| Dataset records |
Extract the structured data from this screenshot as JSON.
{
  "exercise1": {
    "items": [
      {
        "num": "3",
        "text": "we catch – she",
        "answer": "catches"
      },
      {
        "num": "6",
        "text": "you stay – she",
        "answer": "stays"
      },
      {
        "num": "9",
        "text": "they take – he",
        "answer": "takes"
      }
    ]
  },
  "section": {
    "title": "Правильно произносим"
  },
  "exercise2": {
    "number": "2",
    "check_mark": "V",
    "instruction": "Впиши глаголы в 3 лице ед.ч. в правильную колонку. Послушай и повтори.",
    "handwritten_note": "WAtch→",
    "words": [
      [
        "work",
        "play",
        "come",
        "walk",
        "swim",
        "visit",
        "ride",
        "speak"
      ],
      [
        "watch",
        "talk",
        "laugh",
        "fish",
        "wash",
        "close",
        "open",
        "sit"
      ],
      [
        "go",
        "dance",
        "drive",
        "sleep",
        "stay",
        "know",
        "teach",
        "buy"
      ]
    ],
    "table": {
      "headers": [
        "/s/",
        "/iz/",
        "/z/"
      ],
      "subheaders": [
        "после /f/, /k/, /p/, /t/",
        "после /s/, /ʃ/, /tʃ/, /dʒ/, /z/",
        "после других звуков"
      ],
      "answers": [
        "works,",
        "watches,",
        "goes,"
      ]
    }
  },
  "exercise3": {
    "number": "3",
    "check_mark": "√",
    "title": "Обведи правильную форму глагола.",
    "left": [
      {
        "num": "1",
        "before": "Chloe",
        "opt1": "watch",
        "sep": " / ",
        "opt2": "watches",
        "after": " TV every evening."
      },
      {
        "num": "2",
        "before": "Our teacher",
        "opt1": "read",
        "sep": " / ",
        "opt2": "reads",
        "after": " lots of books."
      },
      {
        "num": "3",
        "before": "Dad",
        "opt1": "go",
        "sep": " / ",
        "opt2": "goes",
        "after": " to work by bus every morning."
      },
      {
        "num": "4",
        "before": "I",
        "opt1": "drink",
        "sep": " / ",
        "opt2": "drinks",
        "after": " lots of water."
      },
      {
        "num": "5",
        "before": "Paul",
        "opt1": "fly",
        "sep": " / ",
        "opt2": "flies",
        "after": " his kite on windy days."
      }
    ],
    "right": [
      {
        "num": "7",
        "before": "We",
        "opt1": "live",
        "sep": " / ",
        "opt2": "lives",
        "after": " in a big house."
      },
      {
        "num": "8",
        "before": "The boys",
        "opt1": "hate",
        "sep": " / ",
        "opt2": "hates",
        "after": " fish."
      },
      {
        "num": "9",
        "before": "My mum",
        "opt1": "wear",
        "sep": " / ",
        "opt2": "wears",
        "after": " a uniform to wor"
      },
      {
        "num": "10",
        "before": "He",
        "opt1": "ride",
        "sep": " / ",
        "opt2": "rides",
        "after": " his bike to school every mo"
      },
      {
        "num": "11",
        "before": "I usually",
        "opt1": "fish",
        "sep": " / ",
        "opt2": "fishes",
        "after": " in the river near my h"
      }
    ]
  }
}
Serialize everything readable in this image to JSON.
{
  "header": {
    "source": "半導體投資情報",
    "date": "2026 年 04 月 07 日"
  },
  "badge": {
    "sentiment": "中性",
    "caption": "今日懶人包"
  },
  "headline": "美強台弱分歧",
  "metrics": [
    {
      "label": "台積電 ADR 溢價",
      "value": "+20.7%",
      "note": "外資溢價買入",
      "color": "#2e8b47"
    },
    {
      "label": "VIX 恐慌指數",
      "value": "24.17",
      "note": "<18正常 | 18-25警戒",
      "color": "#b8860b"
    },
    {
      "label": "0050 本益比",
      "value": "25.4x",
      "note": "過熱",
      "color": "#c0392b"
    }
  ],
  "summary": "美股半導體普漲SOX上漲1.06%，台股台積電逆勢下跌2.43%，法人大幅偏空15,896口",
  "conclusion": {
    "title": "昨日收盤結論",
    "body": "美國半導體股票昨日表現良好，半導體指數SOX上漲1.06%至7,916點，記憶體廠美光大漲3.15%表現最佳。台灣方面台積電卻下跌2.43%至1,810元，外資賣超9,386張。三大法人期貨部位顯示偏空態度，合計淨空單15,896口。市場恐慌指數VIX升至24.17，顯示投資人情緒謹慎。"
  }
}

| Do this |
Repeat the material above exactly.

| Correct result |
Extract the structured data from this screenshot as JSON.
{
  "exercise1": {
    "items": [
      {
        "num": "3",
        "text": "we catch – she",
        "answer": "catches"
      },
      {
        "num": "6",
        "text": "you stay – she",
        "answer": "stays"
      },
      {
        "num": "9",
        "text": "they take – he",
        "answer": "takes"
      }
    ]
  },
  "section": {
    "title": "Правильно произносим"
  },
  "exercise2": {
    "number": "2",
    "check_mark": "V",
    "instruction": "Впиши глаголы в 3 лице ед.ч. в правильную колонку. Послушай и повтори.",
    "handwritten_note": "WAtch→",
    "words": [
      [
        "work",
        "play",
        "come",
        "walk",
        "swim",
        "visit",
        "ride",
        "speak"
      ],
      [
        "watch",
        "talk",
        "laugh",
        "fish",
        "wash",
        "close",
        "open",
        "sit"
      ],
      [
        "go",
        "dance",
        "drive",
        "sleep",
        "stay",
        "know",
        "teach",
        "buy"
      ]
    ],
    "table": {
      "headers": [
        "/s/",
        "/iz/",
        "/z/"
      ],
      "subheaders": [
        "после /f/, /k/, /p/, /t/",
        "после /s/, /ʃ/, /tʃ/, /dʒ/, /z/",
        "после других звуков"
      ],
      "answers": [
        "works,",
        "watches,",
        "goes,"
      ]
    }
  },
  "exercise3": {
    "number": "3",
    "check_mark": "√",
    "title": "Обведи правильную форму глагола.",
    "left": [
      {
        "num": "1",
        "before": "Chloe",
        "opt1": "watch",
        "sep": " / ",
        "opt2": "watches",
        "after": " TV every evening."
      },
      {
        "num": "2",
        "before": "Our teacher",
        "opt1": "read",
        "sep": " / ",
        "opt2": "reads",
        "after": " lots of books."
      },
      {
        "num": "3",
        "before": "Dad",
        "opt1": "go",
        "sep": " / ",
        "opt2": "goes",
        "after": " to work by bus every morning."
      },
      {
        "num": "4",
        "before": "I",
        "opt1": "drink",
        "sep": " / ",
        "opt2": "drinks",
        "after": " lots of water."
      },
      {
        "num": "5",
        "before": "Paul",
        "opt1": "fly",
        "sep": " / ",
        "opt2": "flies",
        "after": " his kite on windy days."
      }
    ],
    "right": [
      {
        "num": "7",
        "before": "We",
        "opt1": "live",
        "sep": " / ",
        "opt2": "lives",
        "after": " in a big house."
      },
      {
        "num": "8",
        "before": "The boys",
        "opt1": "hate",
        "sep": " / ",
        "opt2": "hates",
        "after": " fish."
      },
      {
        "num": "9",
        "before": "My mum",
        "opt1": "wear",
        "sep": " / ",
        "opt2": "wears",
        "after": " a uniform to wor"
      },
      {
        "num": "10",
        "before": "He",
        "opt1": "ride",
        "sep": " / ",
        "opt2": "rides",
        "after": " his bike to school every mo"
      },
      {
        "num": "11",
        "before": "I usually",
        "opt1": "fish",
        "sep": " / ",
        "opt2": "fishes",
        "after": " in the river near my h"
      }
    ]
  }
}
Serialize everything readable in this image to JSON.
{
  "header": {
    "source": "半導體投資情報",
    "date": "2026 年 04 月 07 日"
  },
  "badge": {
    "sentiment": "中性",
    "caption": "今日懶人包"
  },
  "headline": "美強台弱分歧",
  "metrics": [
    {
      "label": "台積電 ADR 溢價",
      "value": "+20.7%",
      "note": "外資溢價買入",
      "color": "#2e8b47"
    },
    {
      "label": "VIX 恐慌指數",
      "value": "24.17",
      "note": "<18正常 | 18-25警戒",
      "color": "#b8860b"
    },
    {
      "label": "0050 本益比",
      "value": "25.4x",
      "note": "過熱",
      "color": "#c0392b"
    }
  ],
  "summary": "美股半導體普漲SOX上漲1.06%，台股台積電逆勢下跌2.43%，法人大幅偏空15,896口",
  "conclusion": {
    "title": "昨日收盤結論",
    "body": "美國半導體股票昨日表現良好，半導體指數SOX上漲1.06%至7,916點，記憶體廠美光大漲3.15%表現最佳。台灣方面台積電卻下跌2.43%至1,810元，外資賣超9,386張。三大法人期貨部位顯示偏空態度，合計淨空單15,896口。市場恐慌指數VIX升至24.17，顯示投資人情緒謹慎。"
  }
}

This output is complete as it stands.